* What you should do: Your task is to reproduce the entries below word for word.

########################################

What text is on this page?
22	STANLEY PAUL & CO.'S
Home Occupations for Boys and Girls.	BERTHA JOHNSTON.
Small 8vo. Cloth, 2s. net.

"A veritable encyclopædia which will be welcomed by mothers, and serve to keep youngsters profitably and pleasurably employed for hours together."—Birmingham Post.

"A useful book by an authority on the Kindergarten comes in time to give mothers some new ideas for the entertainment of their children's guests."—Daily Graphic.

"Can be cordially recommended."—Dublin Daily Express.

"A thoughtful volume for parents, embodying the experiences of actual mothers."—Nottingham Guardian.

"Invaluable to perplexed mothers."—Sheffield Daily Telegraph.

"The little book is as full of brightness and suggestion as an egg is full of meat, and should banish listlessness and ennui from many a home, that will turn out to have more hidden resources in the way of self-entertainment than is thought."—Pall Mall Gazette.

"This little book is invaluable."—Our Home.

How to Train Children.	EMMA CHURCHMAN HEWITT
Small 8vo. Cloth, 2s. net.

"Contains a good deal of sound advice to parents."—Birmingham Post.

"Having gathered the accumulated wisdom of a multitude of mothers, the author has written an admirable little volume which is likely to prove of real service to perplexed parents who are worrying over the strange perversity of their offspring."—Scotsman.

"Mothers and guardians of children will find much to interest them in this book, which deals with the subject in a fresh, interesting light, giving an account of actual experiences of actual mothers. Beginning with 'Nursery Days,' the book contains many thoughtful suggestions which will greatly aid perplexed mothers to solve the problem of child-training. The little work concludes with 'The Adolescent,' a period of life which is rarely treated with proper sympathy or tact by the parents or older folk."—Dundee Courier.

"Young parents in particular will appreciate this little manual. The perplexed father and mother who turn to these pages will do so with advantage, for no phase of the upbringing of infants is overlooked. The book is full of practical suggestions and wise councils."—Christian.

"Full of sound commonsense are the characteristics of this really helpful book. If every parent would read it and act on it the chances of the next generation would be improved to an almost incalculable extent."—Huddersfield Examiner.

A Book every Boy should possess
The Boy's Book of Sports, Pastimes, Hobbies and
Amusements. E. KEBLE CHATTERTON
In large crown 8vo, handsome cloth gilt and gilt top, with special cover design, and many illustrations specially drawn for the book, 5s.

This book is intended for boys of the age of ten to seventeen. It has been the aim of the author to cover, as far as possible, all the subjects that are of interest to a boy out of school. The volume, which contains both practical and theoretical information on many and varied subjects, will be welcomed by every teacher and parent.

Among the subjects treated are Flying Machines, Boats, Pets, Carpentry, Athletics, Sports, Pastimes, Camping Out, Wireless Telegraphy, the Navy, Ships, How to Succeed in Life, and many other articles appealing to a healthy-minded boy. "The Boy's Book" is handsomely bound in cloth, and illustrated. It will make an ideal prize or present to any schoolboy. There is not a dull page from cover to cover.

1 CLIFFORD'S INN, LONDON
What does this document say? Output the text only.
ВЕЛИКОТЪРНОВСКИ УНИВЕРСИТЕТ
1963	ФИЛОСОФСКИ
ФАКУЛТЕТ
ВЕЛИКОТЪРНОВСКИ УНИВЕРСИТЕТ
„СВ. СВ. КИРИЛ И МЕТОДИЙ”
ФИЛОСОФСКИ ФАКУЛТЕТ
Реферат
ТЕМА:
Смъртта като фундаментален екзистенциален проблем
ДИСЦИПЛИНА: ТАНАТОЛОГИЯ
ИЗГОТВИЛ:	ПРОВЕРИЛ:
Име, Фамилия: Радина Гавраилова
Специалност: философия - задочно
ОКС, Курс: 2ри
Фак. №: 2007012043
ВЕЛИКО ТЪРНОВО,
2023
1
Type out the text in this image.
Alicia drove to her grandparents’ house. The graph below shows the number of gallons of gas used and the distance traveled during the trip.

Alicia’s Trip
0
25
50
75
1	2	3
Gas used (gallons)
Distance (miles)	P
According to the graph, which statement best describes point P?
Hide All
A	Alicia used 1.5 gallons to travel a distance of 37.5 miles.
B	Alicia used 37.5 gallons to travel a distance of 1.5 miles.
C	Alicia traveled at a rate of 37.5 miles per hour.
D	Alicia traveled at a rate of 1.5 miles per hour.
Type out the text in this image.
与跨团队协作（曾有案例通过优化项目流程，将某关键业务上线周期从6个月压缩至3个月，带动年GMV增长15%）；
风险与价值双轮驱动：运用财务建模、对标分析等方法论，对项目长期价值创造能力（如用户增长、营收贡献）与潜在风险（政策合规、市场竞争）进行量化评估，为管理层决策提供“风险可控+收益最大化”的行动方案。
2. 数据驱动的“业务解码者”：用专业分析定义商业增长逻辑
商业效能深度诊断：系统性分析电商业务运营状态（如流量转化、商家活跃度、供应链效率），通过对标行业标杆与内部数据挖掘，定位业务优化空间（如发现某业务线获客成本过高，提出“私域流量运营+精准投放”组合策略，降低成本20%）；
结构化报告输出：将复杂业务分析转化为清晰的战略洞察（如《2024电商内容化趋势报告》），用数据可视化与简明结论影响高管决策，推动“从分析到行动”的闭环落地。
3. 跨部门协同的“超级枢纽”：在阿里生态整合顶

########################################

* Output of the exercise:
What text is on this page?
22	STANLEY PAUL & CO.'S
Home Occupations for Boys and Girls.	BERTHA JOHNSTON.
Small 8vo. Cloth, 2s. net.

"A veritable encyclopædia which will be welcomed by mothers, and serve to keep youngsters profitably and pleasurably employed for hours together."—Birmingham Post.

"A useful book by an authority on the Kindergarten comes in time to give mothers some new ideas for the entertainment of their children's guests."—Daily Graphic.

"Can be cordially recommended."—Dublin Daily Express.

"A thoughtful volume for parents, embodying the experiences of actual mothers."—Nottingham Guardian.

"Invaluable to perplexed mothers."—Sheffield Daily Telegraph.

"The little book is as full of brightness and suggestion as an egg is full of meat, and should banish listlessness and ennui from many a home, that will turn out to have more hidden resources in the way of self-entertainment than is thought."—Pall Mall Gazette.

"This little book is invaluable."—Our Home.

How to Train Children.	EMMA CHURCHMAN HEWITT
Small 8vo. Cloth, 2s. net.

"Contains a good deal of sound advice to parents."—Birmingham Post.

"Having gathered the accumulated wisdom of a multitude of mothers, the author has written an admirable little volume which is likely to prove of real service to perplexed parents who are worrying over the strange perversity of their offspring."—Scotsman.

"Mothers and guardians of children will find much to interest them in this book, which deals with the subject in a fresh, interesting light, giving an account of actual experiences of actual mothers. Beginning with 'Nursery Days,' the book contains many thoughtful suggestions which will greatly aid perplexed mothers to solve the problem of child-training. The little work concludes with 'The Adolescent,' a period of life which is rarely treated with proper sympathy or tact by the parents or older folk."—Dundee Courier.

"Young parents in particular will appreciate this little manual. The perplexed father and mother who turn to these pages will do so with advantage, for no phase of the upbringing of infants is overlooked. The book is full of practical suggestions and wise councils."—Christian.

"Full of sound commonsense are the characteristics of this really helpful book. If every parent would read it and act on it the chances of the next generation would be improved to an almost incalculable extent."—Huddersfield Examiner.

A Book every Boy should possess
The Boy's Book of Sports, Pastimes, Hobbies and
Amusements. E. KEBLE CHATTERTON
In large crown 8vo, handsome cloth gilt and gilt top, with special cover design, and many illustrations specially drawn for the book, 5s.

This book is intended for boys of the age of ten to seventeen. It has been the aim of the author to cover, as far as possible, all the subjects that are of interest to a boy out of school. The volume, which contains both practical and theoretical information on many and varied subjects, will be welcomed by every teacher and parent.

Among the subjects treated are Flying Machines, Boats, Pets, Carpentry, Athletics, Sports, Pastimes, Camping Out, Wireless Telegraphy, the Navy, Ships, How to Succeed in Life, and many other articles appealing to a healthy-minded boy. "The Boy's Book" is handsomely bound in cloth, and illustrated. It will make an ideal prize or present to any schoolboy. There is not a dull page from cover to cover.

1 CLIFFORD'S INN, LONDON
What does this document say? Output the text only.
ВЕЛИКОТЪРНОВСКИ УНИВЕРСИТЕТ
1963	ФИЛОСОФСКИ
ФАКУЛТЕТ
ВЕЛИКОТЪРНОВСКИ УНИВЕРСИТЕТ
„СВ. СВ. КИРИЛ И МЕТОДИЙ”
ФИЛОСОФСКИ ФАКУЛТЕТ
Реферат
ТЕМА:
Смъртта като фундаментален екзистенциален проблем
ДИСЦИПЛИНА: ТАНАТОЛОГИЯ
ИЗГОТВИЛ:	ПРОВЕРИЛ:
Име, Фамилия: Радина Гавраилова
Специалност: философия - задочно
ОКС, Курс: 2ри
Фак. №: 2007012043
ВЕЛИКО ТЪРНОВО,
2023
1
Type out the text in this image.
Alicia drove to her grandparents’ house. The graph below shows the number of gallons of gas used and the distance traveled during the trip.

Alicia’s Trip
0
25
50
75
1	2	3
Gas used (gallons)
Distance (miles)	P
According to the graph, which statement best describes point P?
Hide All
A	Alicia used 1.5 gallons to travel a distance of 37.5 miles.
B	Alicia used 37.5 gallons to travel a distance of 1.5 miles.
C	Alicia traveled at a rate of 37.5 miles per hour.
D	Alicia traveled at a rate of 1.5 miles per hour.
Type out the text in this image.
与跨团队协作（曾有案例通过优化项目流程，将某关键业务上线周期从6个月压缩至3个月，带动年GMV增长15%）；
风险与价值双轮驱动：运用财务建模、对标分析等方法论，对项目长期价值创造能力（如用户增长、营收贡献）与潜在风险（政策合规、市场竞争）进行量化评估，为管理层决策提供“风险可控+收益最大化”的行动方案。
2. 数据驱动的“业务解码者”：用专业分析定义商业增长逻辑
商业效能深度诊断：系统性分析电商业务运营状态（如流量转化、商家活跃度、供应链效率），通过对标行业标杆与内部数据挖掘，定位业务优化空间（如发现某业务线获客成本过高，提出“私域流量运营+精准投放”组合策略，降低成本20%）；
结构化报告输出：将复杂业务分析转化为清晰的战略洞察（如《2024电商内容化趋势报告》），用数据可视化与简明结论影响高管决策，推动“从分析到行动”的闭环落地。
3. 跨部门协同的“超级枢纽”：在阿里生态整合顶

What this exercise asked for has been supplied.